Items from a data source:
· · ·

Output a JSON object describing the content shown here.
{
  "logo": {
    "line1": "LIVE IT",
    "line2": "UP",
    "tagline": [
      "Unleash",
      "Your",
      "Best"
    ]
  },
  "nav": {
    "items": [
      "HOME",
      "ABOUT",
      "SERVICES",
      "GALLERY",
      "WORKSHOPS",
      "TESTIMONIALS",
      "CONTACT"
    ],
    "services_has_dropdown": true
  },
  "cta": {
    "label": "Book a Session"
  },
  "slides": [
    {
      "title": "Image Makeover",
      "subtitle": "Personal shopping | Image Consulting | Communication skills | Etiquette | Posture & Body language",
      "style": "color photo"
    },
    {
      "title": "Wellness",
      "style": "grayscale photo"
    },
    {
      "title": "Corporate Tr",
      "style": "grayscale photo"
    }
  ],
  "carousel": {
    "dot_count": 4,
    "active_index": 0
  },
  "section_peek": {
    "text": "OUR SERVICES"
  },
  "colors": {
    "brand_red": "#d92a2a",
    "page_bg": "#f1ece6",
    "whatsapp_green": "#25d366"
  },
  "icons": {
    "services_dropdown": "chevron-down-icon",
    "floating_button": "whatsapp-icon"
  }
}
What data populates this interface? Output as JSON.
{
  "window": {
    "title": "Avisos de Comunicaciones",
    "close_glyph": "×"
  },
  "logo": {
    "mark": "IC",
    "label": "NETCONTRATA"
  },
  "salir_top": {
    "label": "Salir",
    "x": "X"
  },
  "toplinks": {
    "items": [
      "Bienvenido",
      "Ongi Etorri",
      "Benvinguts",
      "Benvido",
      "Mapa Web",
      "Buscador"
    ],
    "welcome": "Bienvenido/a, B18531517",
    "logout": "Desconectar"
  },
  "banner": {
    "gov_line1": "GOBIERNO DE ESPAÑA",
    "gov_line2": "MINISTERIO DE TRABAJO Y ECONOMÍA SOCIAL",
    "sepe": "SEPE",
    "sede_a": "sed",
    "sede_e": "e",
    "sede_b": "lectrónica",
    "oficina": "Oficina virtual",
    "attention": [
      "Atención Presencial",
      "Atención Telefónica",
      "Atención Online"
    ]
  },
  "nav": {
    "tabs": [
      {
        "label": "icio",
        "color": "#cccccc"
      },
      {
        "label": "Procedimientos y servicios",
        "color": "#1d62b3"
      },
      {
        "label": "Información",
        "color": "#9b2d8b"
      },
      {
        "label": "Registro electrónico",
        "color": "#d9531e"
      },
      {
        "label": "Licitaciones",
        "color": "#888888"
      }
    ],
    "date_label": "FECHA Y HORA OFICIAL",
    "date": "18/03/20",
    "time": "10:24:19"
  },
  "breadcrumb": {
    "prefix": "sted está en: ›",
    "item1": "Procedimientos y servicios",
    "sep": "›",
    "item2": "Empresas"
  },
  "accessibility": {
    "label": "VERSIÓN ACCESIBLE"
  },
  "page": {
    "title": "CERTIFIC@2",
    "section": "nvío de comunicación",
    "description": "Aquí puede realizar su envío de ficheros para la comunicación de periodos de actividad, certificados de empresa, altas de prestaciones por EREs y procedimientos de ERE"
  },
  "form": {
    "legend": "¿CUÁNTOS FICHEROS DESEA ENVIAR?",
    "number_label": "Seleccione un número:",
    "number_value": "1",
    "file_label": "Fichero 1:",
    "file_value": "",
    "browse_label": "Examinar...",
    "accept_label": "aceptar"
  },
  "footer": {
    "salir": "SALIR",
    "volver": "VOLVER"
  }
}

· · ·

Above are some records; repeat all of them exactly.

▸ **CORRECT RESULT**:
Output a JSON object describing the content shown here.
{
  "logo": {
    "line1": "LIVE IT",
    "line2": "UP",
    "tagline": [
      "Unleash",
      "Your",
      "Best"
    ]
  },
  "nav": {
    "items": [
      "HOME",
      "ABOUT",
      "SERVICES",
      "GALLERY",
      "WORKSHOPS",
      "TESTIMONIALS",
      "CONTACT"
    ],
    "services_has_dropdown": true
  },
  "cta": {
    "label": "Book a Session"
  },
  "slides": [
    {
      "title": "Image Makeover",
      "subtitle": "Personal shopping | Image Consulting | Communication skills | Etiquette | Posture & Body language",
      "style": "color photo"
    },
    {
      "title": "Wellness",
      "style": "grayscale photo"
    },
    {
      "title": "Corporate Tr",
      "style": "grayscale photo"
    }
  ],
  "carousel": {
    "dot_count": 4,
    "active_index": 0
  },
  "section_peek": {
    "text": "OUR SERVICES"
  },
  "colors": {
    "brand_red": "#d92a2a",
    "page_bg": "#f1ece6",
    "whatsapp_green": "#25d366"
  },
  "icons": {
    "services_dropdown": "chevron-down-icon",
    "floating_button": "whatsapp-icon"
  }
}
What data populates this interface? Output as JSON.
{
  "window": {
    "title": "Avisos de Comunicaciones",
    "close_glyph": "×"
  },
  "logo": {
    "mark": "IC",
    "label": "NETCONTRATA"
  },
  "salir_top": {
    "label": "Salir",
    "x": "X"
  },
  "toplinks": {
    "items": [
      "Bienvenido",
      "Ongi Etorri",
      "Benvinguts",
      "Benvido",
      "Mapa Web",
      "Buscador"
    ],
    "welcome": "Bienvenido/a, B18531517",
    "logout": "Desconectar"
  },
  "banner": {
    "gov_line1": "GOBIERNO DE ESPAÑA",
    "gov_line2": "MINISTERIO DE TRABAJO Y ECONOMÍA SOCIAL",
    "sepe": "SEPE",
    "sede_a": "sed",
    "sede_e": "e",
    "sede_b": "lectrónica",
    "oficina": "Oficina virtual",
    "attention": [
      "Atención Presencial",
      "Atención Telefónica",
      "Atención Online"
    ]
  },
  "nav": {
    "tabs": [
      {
        "label": "icio",
        "color": "#cccccc"
      },
      {
        "label": "Procedimientos y servicios",
        "color": "#1d62b3"
      },
      {
        "label": "Información",
        "color": "#9b2d8b"
      },
      {
        "label": "Registro electrónico",
        "color": "#d9531e"
      },
      {
        "label": "Licitaciones",
        "color": "#888888"
      }
    ],
    "date_label": "FECHA Y HORA OFICIAL",
    "date": "18/03/20",
    "time": "10:24:19"
  },
  "breadcrumb": {
    "prefix": "sted está en: ›",
    "item1": "Procedimientos y servicios",
    "sep": "›",
    "item2": "Empresas"
  },
  "accessibility": {
    "label": "VERSIÓN ACCESIBLE"
  },
  "page": {
    "title": "CERTIFIC@2",
    "section": "nvío de comunicación",
    "description": "Aquí puede realizar su envío de ficheros para la comunicación de periodos de actividad, certificados de empresa, altas de prestaciones por EREs y procedimientos de ERE"
  },
  "form": {
    "legend": "¿CUÁNTOS FICHEROS DESEA ENVIAR?",
    "number_label": "Seleccione un número:",
    "number_value": "1",
    "file_label": "Fichero 1:",
    "file_value": "",
    "browse_label": "Examinar...",
    "accept_label": "aceptar"
  },
  "footer": {
    "salir": "SALIR",
    "volver": "VOLVER"
  }
}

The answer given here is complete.